-- BEGIN Material for this exercise --

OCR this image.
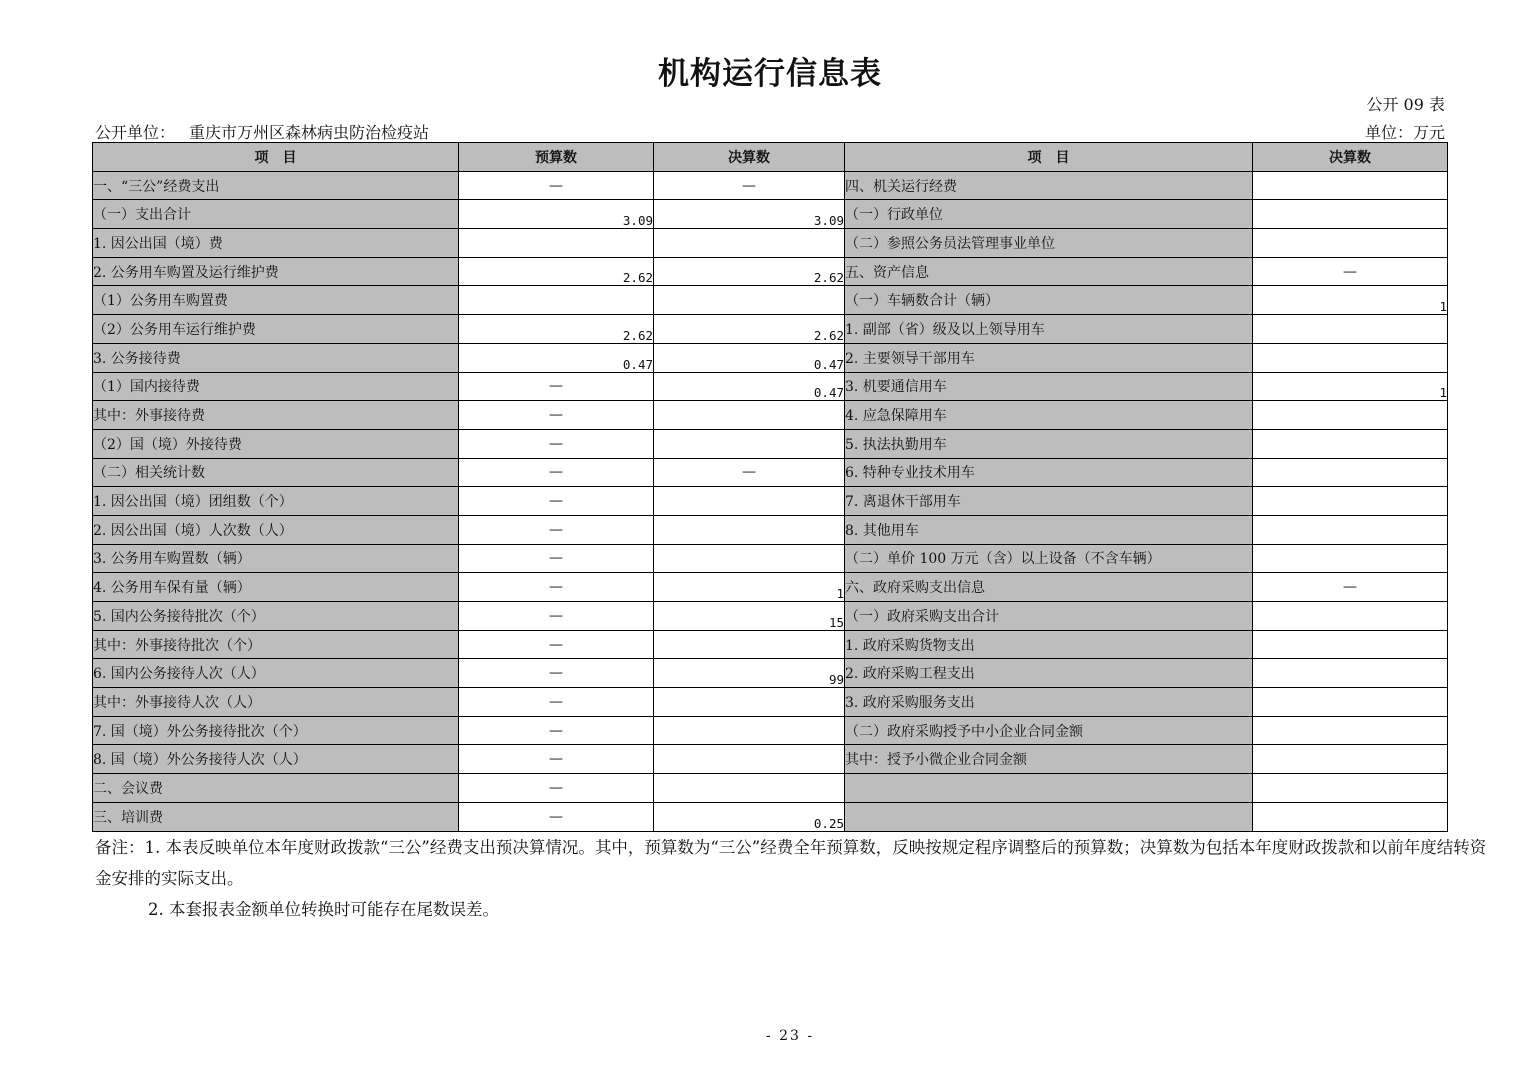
机构运行信息表
公开 09 表
公开单位： 重庆市万州区森林病虫防治检疫站	单位：万元
项　目	预算数	决算数	项　目	决算数
一、“三公”经费支出	—	—	四、机关运行经费	
（一）支出合计	3.09	3.09	（一）行政单位	
1. 因公出国（境）费			（二）参照公务员法管理事业单位	
2. 公务用车购置及运行维护费	2.62	2.62	五、资产信息	—
（1）公务用车购置费			（一）车辆数合计（辆）	1
（2）公务用车运行维护费	2.62	2.62	1. 副部（省）级及以上领导用车	
3. 公务接待费	0.47	0.47	2. 主要领导干部用车	
（1）国内接待费	—	0.47	3. 机要通信用车	1
其中：外事接待费	—		4. 应急保障用车	
（2）国（境）外接待费	—		5. 执法执勤用车	
（二）相关统计数	—	—	6. 特种专业技术用车	
1. 因公出国（境）团组数（个）	—		7. 离退休干部用车	
2. 因公出国（境）人次数（人）	—		8. 其他用车	
3. 公务用车购置数（辆）	—		（二）单价 100 万元（含）以上设备（不含车辆）	
4. 公务用车保有量（辆）	—	1	六、政府采购支出信息	—
5. 国内公务接待批次（个）	—	15	（一）政府采购支出合计	
其中：外事接待批次（个）	—		1. 政府采购货物支出	
6. 国内公务接待人次（人）	—	99	2. 政府采购工程支出	
其中：外事接待人次（人）	—		3. 政府采购服务支出	
7. 国（境）外公务接待批次（个）	—		（二）政府采购授予中小企业合同金额	
8. 国（境）外公务接待人次（人）	—		其中：授予小微企业合同金额	
二、会议费	—			
三、培训费	—	0.25		
备注：1. 本表反映单位本年度财政拨款“三公”经费支出预决算情况。其中，预算数为“三公”经费全年预算数，反映按规定程序调整后的预算数；决算数为包括本年度财政拨款和以前年度结转资金安排的实际支出。
2. 本套报表金额单位转换时可能存在尾数误差。
- 23 -
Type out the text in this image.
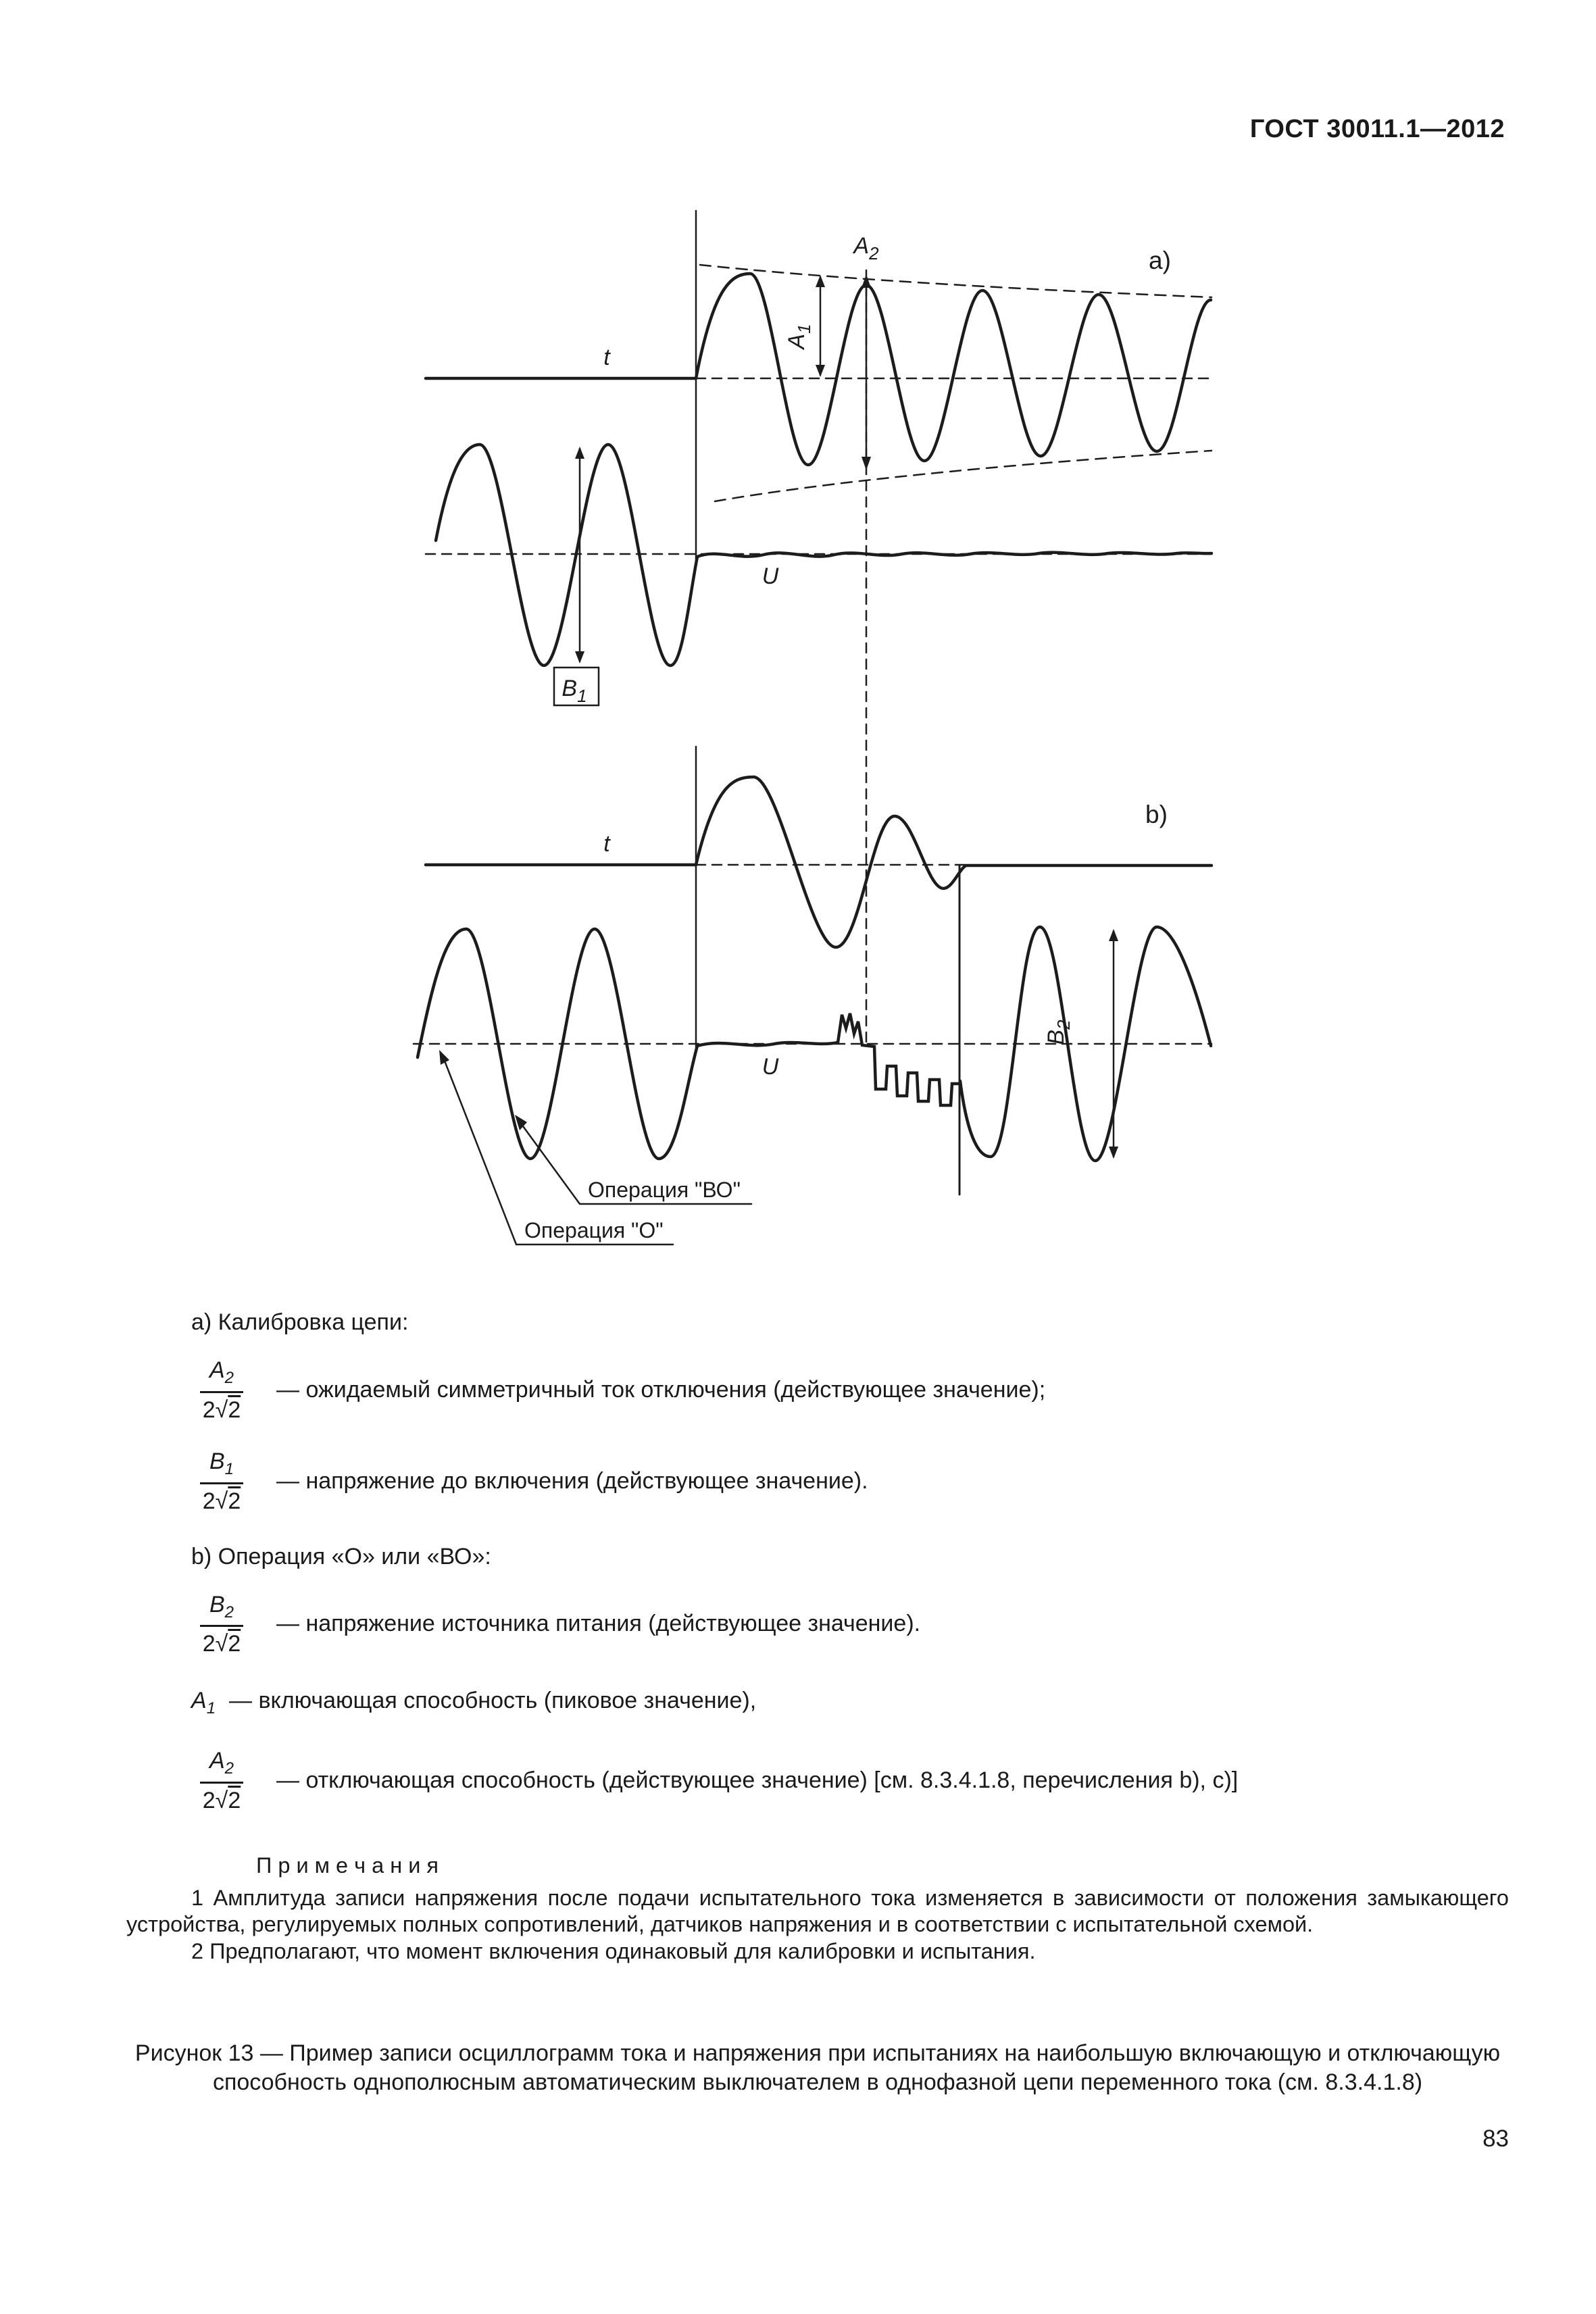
ГОСТ 30011.1—2012
t
U
t
U
$A_2$
$A_1$
$B_1$
$B_2$
a)
b)
Операция "ВО"
Операция "О"

а) Калибровка цепи:

$\frac{A_2}{2√2}$ — ожидаемый симметричный ток отключения (действующее значение);
$\frac{B_1}{2√2}$ — напряжение до включения (действующее значение).

b) Операция «О» или «ВО»:

$\frac{B_2}{2√2}$ — напряжение источника питания (действующее значение).
$A_1$ — включающая способность (пиковое значение),
$\frac{A_2}{2√2}$ — отключающая способность (действующее значение) [см. 8.3.4.1.8, перечисления b), c)]

П р и м е ч а н и я

1 Амплитуда записи напряжения после подачи испытательного тока изменяется в зависимости от положения замыкающего устройства, регулируемых полных сопротивлений, датчиков напряжения и в соответствии с испытательной схемой.

2 Предполагают, что момент включения одинаковый для калибровки и испытания.

Рисунок 13 — Пример записи осциллограмм тока и напряжения при испытаниях на наибольшую включающую и отключающую способность однополюсным автоматическим выключателем в однофазной цепи переменного тока (см. 8.3.4.1.8)

83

-- END Material for this exercise --

** Exercise **
Give the number of lines in the records that contain the string "因公出国", and nothing besides.

** Full solution **
3